··· RECORDS FOR THE EXERCISE ···

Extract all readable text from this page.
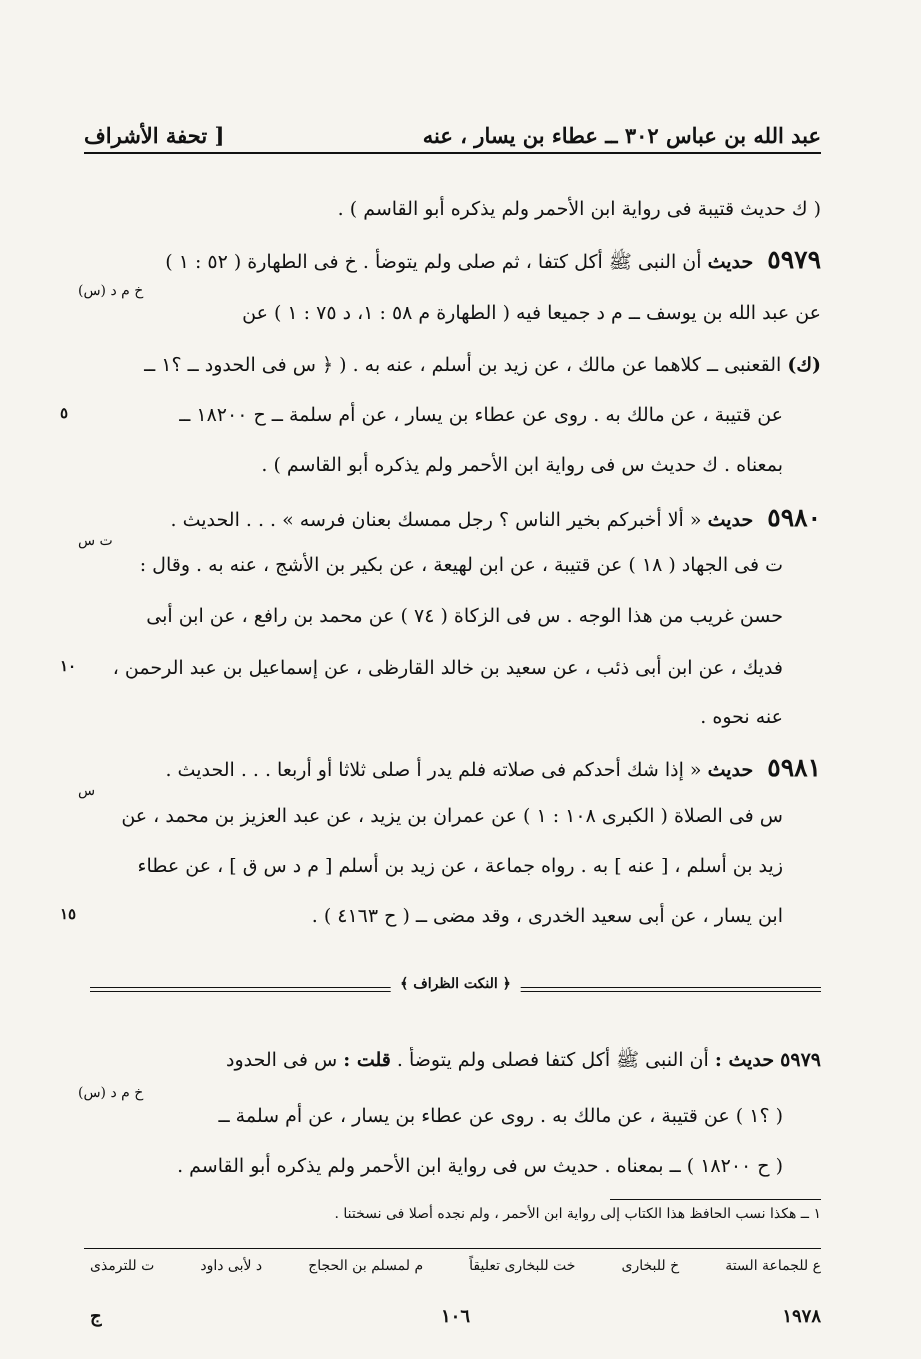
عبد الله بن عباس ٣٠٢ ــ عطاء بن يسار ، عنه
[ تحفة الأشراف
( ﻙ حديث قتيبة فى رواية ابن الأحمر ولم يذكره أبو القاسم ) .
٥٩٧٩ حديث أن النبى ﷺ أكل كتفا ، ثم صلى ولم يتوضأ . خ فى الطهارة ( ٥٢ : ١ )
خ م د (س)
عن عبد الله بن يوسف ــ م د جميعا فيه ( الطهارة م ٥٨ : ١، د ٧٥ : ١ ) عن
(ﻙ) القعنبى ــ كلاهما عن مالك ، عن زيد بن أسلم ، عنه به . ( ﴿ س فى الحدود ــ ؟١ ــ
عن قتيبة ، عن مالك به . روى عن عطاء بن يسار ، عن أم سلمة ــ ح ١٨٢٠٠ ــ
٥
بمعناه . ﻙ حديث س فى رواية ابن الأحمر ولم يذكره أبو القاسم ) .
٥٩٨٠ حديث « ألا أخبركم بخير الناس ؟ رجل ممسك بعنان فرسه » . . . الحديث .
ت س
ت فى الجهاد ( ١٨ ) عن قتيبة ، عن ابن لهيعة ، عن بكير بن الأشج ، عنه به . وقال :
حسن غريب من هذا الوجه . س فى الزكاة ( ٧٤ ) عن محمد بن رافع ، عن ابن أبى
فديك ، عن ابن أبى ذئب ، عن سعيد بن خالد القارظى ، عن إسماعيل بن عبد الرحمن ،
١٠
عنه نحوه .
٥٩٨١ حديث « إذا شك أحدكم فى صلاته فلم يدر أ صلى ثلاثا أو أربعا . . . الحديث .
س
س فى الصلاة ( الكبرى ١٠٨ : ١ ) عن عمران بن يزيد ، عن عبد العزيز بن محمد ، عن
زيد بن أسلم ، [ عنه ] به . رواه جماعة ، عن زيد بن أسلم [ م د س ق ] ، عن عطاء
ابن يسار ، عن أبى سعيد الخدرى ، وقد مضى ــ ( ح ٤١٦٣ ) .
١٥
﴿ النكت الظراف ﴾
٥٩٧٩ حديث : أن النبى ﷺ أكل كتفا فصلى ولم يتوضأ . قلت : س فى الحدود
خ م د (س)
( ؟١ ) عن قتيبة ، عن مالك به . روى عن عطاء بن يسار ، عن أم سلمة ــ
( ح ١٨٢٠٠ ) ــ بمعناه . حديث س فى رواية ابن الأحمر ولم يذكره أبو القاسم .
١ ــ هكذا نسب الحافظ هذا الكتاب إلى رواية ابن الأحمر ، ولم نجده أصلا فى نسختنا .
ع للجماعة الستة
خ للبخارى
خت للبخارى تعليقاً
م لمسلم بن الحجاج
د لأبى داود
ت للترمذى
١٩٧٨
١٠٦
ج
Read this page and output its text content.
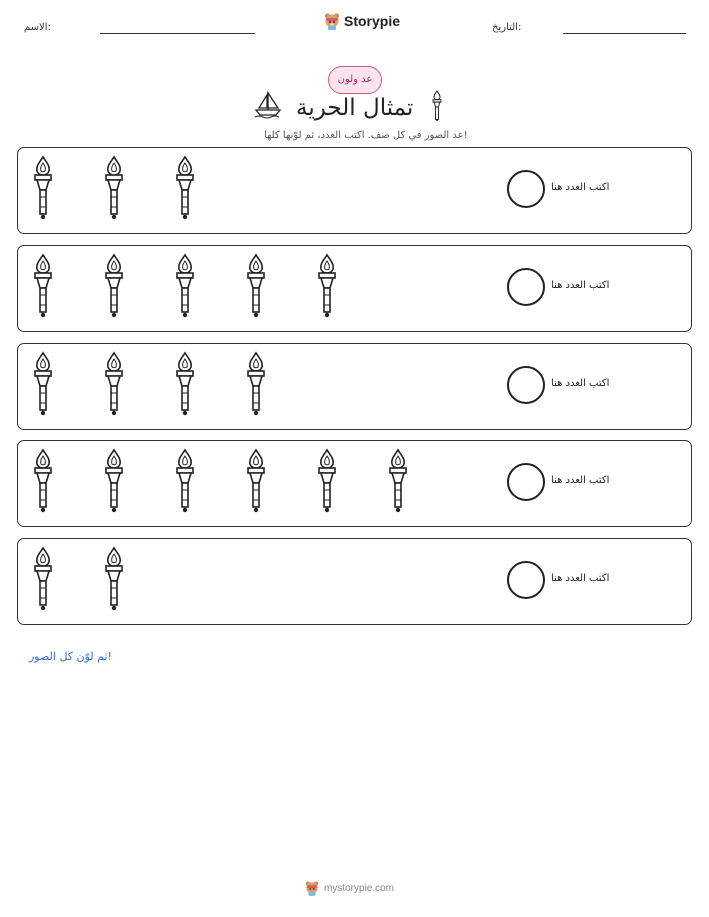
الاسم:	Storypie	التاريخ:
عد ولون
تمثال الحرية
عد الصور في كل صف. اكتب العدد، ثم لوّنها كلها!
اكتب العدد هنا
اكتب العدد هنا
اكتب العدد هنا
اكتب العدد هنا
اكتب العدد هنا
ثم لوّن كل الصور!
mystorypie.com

···

#### EXERCISE TASK:
Transcribe exactly the portion of the material above that runs from the line containing "Read this page and output its text content." through its last line, omitting all pictures.

#### CORRECT OUTPUT:
Read this page and output its text content.
الاسم:	Storypie	التاريخ:
عد ولون
تمثال الحرية
عد الصور في كل صف. اكتب العدد، ثم لوّنها كلها!
اكتب العدد هنا
اكتب العدد هنا
اكتب العدد هنا
اكتب العدد هنا
اكتب العدد هنا
ثم لوّن كل الصور!
mystorypie.com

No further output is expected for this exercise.